■ Job
Go through the material below, count the lines with the word "scales", and reply with the count alone.
+++
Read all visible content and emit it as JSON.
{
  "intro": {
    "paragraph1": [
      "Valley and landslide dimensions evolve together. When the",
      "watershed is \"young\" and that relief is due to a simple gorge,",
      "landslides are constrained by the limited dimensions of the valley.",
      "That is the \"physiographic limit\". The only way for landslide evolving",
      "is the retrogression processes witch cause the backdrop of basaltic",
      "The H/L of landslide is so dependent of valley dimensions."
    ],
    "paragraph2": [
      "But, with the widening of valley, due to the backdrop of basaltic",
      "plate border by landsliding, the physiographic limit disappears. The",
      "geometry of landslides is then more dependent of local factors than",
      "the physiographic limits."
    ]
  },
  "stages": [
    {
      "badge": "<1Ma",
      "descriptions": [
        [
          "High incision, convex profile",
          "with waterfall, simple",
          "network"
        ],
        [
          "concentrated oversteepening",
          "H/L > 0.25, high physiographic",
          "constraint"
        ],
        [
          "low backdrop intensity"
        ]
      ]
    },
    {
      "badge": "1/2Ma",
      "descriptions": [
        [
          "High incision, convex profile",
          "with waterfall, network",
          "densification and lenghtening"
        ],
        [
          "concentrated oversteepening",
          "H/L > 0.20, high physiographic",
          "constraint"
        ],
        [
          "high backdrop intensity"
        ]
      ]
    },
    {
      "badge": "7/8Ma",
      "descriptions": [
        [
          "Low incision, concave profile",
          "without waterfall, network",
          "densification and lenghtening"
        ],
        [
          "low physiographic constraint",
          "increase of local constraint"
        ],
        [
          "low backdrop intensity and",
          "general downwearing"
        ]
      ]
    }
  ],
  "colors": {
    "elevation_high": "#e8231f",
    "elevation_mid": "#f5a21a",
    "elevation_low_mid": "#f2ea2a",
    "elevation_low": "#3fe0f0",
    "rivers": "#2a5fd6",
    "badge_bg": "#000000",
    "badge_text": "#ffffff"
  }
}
+++
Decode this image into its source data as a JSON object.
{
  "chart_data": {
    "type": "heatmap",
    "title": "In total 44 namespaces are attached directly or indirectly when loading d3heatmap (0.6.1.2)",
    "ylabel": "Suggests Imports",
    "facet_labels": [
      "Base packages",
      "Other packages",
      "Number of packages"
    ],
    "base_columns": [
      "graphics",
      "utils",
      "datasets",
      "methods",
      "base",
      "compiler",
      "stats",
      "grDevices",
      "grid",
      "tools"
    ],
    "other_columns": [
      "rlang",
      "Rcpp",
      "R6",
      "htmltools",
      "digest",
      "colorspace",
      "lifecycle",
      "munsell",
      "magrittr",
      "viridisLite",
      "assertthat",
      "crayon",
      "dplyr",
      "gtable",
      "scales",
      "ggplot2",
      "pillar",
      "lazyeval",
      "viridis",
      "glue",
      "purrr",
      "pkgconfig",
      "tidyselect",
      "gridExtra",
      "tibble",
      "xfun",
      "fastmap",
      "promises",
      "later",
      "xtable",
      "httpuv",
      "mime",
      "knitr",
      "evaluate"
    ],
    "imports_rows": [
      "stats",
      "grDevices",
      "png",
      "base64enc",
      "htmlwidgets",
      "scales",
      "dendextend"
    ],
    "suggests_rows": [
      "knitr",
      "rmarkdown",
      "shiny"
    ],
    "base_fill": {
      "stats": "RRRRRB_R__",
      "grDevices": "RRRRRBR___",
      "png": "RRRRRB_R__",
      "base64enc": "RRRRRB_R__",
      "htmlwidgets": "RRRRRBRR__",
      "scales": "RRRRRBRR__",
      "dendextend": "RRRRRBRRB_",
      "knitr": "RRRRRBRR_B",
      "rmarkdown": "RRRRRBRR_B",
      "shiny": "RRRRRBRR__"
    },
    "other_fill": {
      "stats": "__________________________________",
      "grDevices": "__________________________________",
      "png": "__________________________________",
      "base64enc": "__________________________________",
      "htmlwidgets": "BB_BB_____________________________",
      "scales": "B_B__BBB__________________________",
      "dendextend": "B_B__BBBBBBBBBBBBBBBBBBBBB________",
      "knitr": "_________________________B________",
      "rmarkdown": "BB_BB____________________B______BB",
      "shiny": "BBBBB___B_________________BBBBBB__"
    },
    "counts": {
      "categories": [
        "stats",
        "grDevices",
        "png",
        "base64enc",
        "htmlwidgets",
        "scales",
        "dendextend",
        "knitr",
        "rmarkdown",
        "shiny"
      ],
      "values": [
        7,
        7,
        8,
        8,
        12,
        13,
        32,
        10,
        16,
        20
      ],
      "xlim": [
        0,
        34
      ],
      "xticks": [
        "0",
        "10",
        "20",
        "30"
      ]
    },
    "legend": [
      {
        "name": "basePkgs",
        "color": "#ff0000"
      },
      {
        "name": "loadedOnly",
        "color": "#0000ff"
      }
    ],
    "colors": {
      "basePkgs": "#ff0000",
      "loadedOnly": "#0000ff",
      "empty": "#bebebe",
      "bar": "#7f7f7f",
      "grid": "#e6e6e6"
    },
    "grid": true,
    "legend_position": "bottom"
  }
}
+++
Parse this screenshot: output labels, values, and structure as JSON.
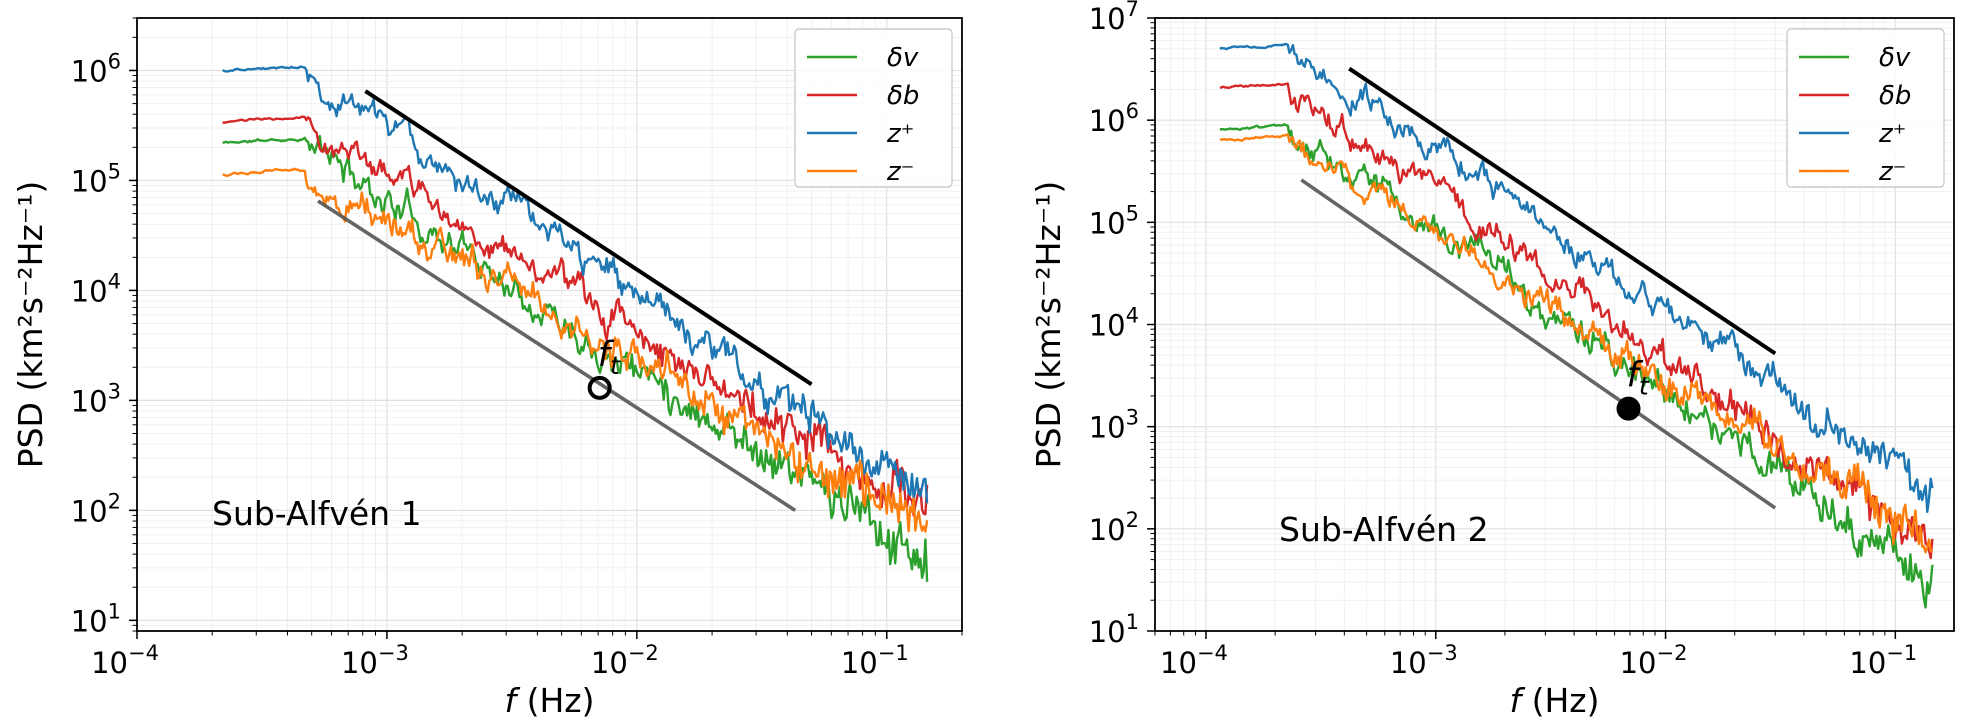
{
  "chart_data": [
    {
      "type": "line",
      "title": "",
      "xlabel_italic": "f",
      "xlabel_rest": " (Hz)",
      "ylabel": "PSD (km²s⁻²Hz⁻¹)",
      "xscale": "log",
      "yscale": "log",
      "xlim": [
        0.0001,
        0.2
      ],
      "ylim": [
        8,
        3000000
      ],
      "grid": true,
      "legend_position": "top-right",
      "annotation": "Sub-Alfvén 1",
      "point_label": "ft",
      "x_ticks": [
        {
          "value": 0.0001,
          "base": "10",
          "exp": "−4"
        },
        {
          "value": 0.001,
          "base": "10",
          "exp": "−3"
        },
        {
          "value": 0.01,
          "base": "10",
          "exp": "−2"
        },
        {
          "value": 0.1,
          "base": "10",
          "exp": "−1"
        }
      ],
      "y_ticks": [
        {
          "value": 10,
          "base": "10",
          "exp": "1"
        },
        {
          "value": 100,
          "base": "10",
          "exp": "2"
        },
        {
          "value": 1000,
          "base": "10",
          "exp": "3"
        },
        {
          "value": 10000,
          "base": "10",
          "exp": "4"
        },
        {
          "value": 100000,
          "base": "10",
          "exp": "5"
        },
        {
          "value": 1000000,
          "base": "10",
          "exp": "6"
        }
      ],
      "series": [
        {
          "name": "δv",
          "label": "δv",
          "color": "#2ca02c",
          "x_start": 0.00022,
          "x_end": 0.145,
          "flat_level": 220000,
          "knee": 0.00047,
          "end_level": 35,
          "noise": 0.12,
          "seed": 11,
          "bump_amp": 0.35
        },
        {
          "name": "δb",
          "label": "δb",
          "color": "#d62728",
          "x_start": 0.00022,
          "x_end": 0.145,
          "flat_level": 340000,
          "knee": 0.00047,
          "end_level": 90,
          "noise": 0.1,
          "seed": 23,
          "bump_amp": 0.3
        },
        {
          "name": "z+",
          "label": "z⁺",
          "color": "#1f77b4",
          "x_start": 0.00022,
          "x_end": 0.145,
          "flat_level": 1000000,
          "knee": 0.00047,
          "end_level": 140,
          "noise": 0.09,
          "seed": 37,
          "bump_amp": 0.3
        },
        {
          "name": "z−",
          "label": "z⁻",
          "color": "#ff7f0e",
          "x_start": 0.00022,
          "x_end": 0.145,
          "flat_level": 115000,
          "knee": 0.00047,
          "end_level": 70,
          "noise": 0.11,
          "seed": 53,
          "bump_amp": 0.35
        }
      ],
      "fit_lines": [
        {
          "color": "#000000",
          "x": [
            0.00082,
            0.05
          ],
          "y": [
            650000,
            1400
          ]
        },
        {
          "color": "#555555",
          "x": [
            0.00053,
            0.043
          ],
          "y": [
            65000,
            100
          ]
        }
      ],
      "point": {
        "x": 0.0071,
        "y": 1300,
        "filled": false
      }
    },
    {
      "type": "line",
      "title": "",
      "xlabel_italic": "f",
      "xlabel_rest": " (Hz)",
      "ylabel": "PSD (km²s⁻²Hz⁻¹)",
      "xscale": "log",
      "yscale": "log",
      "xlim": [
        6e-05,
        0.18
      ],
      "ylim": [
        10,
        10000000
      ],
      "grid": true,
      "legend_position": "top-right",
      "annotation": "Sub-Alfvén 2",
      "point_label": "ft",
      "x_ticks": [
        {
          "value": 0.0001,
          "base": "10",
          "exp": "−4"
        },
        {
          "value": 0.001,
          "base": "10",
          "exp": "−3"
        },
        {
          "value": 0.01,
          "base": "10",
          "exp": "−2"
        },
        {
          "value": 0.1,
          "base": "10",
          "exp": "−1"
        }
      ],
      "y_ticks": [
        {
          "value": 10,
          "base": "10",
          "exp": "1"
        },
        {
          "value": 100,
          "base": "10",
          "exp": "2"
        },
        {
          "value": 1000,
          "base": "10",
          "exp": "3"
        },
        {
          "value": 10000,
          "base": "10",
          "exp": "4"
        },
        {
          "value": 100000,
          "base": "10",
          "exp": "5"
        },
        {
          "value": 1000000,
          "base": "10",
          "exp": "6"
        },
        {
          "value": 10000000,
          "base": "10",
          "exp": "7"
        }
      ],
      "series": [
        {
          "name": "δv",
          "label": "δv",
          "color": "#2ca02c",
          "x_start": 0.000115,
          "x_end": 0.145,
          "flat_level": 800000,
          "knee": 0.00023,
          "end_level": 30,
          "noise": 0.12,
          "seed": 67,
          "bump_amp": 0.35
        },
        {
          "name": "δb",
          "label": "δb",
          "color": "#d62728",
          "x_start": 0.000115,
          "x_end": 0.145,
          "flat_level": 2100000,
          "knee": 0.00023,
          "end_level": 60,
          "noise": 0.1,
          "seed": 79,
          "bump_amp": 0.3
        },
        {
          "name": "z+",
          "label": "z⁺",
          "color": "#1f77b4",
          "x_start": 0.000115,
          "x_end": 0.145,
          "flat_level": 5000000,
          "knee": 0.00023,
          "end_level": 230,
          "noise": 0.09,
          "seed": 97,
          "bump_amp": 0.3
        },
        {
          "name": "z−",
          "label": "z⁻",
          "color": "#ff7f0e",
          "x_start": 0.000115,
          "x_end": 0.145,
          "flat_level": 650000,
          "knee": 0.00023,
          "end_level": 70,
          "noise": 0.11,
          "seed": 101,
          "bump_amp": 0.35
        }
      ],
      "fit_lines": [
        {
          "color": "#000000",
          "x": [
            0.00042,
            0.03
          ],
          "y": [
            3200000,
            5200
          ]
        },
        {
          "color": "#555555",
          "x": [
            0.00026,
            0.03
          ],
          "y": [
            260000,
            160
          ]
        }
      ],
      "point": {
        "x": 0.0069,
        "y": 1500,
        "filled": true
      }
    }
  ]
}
+++
■ Output for this exercise
5